───── Text segment

A second object according to the invention relates to

a dehydrated composition comprising a mixture of

lipopeptides in which the concentration of iturinic

lipopeptides is above 0.5%. In a preferred embodiment, the

concentration of iturinic lipopeptides is above 2%.

Such dehydrated compositions are in powder or

lyophilized form and are "ready to use"; indeed, it is

sufficient to rehydrate them in 100mL of solution to obtain

a composition whose iturinic lipopeptide concentration is at

least 5g/L. In a preferred embodiment, such compositions

have a concentration of iturinic lipopeptides of at least

20g/L.

The ingredients and their relative quantities in these

solid compositions are the same as those described above for

liquid compositions. Indeed, the concentrations by dry

weight of the various components of these dehydrated

solutions make it possible to obtain liquid compositions

whose iturinic lipopeptide concentration is above 5g/L which

are stable and homogeneous according to the invention. In a

preferred embodiment, the concentration of iturinic

lipopeptides is above 20g/L.

A third object of the invention relates to a method

for preparing a composition comprising a mixture of

lipopeptides in which the concentration of iturinic

lipopeptides is above 5g/L. In a preferred embodiment, the

concentration of iturinic lipopeptides in the mixture is

20g/L.

──────────
───── Records

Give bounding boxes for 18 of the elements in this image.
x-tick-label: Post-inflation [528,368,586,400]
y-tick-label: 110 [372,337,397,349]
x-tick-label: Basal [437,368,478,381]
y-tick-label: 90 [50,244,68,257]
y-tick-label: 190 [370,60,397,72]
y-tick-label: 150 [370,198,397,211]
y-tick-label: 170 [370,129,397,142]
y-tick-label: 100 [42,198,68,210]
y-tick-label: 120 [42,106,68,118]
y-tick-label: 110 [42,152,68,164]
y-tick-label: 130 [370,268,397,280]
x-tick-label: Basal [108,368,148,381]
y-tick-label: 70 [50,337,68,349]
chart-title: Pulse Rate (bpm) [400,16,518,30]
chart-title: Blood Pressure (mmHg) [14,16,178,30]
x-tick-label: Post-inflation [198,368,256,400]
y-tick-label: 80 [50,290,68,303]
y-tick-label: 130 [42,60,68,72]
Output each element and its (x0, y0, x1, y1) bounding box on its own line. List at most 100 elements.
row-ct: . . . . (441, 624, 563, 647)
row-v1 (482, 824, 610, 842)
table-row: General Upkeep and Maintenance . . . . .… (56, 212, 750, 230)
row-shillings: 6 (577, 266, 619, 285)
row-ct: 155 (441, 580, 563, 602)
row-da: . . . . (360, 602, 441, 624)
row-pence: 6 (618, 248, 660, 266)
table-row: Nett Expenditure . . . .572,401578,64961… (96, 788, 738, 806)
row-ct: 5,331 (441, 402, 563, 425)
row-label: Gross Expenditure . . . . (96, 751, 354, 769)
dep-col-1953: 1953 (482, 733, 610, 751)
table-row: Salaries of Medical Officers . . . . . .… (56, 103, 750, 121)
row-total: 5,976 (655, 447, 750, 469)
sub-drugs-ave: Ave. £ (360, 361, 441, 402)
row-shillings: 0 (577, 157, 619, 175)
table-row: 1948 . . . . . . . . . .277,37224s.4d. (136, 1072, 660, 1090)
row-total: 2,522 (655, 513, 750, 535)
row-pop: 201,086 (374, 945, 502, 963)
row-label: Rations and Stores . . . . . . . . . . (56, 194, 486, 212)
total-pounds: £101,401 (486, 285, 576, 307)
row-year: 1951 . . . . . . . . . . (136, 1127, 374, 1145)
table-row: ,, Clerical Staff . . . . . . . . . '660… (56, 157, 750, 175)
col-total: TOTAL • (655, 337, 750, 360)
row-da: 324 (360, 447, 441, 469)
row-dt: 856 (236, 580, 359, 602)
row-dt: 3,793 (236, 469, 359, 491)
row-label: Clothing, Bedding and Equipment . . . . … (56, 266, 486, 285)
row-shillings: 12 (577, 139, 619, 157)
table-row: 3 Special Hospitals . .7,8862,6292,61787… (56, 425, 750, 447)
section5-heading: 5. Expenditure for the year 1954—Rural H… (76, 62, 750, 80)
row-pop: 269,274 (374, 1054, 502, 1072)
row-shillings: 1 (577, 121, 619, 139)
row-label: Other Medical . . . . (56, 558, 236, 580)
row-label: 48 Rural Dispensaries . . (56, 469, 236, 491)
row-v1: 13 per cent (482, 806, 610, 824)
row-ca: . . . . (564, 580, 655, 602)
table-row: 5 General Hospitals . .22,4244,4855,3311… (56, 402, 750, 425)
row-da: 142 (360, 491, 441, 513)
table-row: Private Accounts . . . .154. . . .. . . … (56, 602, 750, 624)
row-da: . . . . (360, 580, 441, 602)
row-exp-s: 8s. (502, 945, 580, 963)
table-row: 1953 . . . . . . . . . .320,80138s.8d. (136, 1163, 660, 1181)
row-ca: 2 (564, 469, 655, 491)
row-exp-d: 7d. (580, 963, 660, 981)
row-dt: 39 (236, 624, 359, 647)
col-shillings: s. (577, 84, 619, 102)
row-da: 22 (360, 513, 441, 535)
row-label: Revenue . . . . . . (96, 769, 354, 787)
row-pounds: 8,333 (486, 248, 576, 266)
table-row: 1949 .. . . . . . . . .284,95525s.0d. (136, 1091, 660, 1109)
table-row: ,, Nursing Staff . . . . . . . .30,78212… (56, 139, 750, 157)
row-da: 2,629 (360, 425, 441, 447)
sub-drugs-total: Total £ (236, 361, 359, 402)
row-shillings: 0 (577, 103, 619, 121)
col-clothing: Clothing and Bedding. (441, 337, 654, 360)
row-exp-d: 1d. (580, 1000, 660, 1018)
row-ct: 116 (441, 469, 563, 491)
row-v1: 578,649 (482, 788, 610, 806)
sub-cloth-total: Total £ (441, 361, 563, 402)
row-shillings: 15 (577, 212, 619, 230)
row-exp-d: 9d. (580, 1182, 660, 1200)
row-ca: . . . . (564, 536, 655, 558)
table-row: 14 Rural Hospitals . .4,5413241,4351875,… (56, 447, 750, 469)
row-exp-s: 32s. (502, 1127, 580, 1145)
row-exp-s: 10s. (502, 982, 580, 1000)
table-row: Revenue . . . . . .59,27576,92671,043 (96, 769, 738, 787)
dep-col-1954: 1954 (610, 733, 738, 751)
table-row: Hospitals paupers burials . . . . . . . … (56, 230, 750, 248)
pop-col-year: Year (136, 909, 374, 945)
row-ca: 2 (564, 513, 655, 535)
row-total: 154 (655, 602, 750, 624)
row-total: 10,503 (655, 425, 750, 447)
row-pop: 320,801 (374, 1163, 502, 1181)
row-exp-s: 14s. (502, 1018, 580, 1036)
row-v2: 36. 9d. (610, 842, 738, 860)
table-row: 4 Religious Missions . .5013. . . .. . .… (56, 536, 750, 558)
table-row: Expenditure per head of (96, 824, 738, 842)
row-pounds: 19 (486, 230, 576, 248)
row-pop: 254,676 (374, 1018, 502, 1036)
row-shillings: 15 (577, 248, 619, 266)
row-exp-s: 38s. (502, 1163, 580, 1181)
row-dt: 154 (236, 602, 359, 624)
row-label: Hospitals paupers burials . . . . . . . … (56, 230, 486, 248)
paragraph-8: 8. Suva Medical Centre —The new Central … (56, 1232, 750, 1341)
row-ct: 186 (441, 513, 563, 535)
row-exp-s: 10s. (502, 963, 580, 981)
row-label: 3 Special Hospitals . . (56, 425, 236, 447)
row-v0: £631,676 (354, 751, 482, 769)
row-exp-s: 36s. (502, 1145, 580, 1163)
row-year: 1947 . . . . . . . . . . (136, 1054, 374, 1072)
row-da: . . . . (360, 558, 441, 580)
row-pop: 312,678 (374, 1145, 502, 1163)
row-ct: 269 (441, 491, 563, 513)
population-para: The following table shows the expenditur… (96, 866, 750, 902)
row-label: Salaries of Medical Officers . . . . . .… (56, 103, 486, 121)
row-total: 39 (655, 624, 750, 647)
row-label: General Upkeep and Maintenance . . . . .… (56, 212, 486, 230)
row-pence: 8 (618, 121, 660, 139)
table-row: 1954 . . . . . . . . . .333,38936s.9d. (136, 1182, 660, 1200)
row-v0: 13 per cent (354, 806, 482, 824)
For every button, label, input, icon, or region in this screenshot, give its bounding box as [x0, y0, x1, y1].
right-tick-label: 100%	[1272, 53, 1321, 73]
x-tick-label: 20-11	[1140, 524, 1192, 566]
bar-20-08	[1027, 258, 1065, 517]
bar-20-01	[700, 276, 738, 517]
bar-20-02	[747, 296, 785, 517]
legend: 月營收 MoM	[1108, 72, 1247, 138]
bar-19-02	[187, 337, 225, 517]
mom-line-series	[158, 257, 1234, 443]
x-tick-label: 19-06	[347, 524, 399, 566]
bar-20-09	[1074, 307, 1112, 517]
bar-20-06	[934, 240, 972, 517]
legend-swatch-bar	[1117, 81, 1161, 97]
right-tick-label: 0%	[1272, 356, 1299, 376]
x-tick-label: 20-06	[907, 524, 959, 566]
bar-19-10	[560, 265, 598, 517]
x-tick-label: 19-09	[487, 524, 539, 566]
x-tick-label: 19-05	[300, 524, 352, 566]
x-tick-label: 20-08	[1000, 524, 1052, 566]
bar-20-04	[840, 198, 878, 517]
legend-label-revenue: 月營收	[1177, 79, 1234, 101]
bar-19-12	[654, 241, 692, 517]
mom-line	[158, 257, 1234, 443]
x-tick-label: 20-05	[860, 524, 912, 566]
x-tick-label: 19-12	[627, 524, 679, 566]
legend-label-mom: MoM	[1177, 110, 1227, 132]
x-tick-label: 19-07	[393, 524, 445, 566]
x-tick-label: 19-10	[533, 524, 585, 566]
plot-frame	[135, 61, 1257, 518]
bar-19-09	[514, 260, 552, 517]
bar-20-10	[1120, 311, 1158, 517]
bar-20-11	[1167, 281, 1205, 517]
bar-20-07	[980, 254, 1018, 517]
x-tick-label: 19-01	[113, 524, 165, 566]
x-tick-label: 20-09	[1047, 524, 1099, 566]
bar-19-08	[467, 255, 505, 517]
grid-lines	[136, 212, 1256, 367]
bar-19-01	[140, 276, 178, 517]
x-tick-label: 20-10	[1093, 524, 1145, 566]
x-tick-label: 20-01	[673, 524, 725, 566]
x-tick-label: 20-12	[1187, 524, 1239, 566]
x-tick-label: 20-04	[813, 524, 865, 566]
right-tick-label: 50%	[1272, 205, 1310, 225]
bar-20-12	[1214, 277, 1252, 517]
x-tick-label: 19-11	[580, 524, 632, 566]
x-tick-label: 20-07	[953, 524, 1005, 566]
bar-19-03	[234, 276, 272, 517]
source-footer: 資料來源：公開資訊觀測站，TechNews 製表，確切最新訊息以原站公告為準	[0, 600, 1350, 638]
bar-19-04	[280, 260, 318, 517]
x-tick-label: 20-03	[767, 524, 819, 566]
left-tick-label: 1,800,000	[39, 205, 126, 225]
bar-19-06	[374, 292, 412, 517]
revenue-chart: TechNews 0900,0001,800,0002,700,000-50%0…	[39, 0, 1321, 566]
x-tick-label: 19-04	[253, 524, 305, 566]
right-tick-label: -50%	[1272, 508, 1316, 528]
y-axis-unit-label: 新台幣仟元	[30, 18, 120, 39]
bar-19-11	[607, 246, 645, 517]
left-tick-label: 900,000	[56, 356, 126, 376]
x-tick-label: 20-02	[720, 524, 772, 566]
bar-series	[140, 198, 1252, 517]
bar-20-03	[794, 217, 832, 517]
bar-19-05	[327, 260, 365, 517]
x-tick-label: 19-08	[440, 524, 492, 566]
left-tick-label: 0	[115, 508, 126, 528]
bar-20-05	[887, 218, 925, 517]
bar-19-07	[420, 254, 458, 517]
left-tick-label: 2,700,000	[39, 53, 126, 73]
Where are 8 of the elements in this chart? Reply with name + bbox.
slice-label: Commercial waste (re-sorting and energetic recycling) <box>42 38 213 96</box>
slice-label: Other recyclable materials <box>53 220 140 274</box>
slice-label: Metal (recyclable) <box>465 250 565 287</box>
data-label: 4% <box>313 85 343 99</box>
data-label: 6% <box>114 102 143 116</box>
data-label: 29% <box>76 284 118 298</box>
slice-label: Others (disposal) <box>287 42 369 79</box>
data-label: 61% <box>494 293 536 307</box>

──────────

■ **Task to complete**:
Copy the passage on iturinic lipopeptide compositions word for word, from "a dehydrated composition" to "is above 2%.".

■ **Answer for the task**:
a dehydrated composition comprising a mixture of

lipopeptides in which the concentration of iturinic

lipopeptides is above 0.5%. In a preferred embodiment, the

concentration of iturinic lipopeptides is above 2%.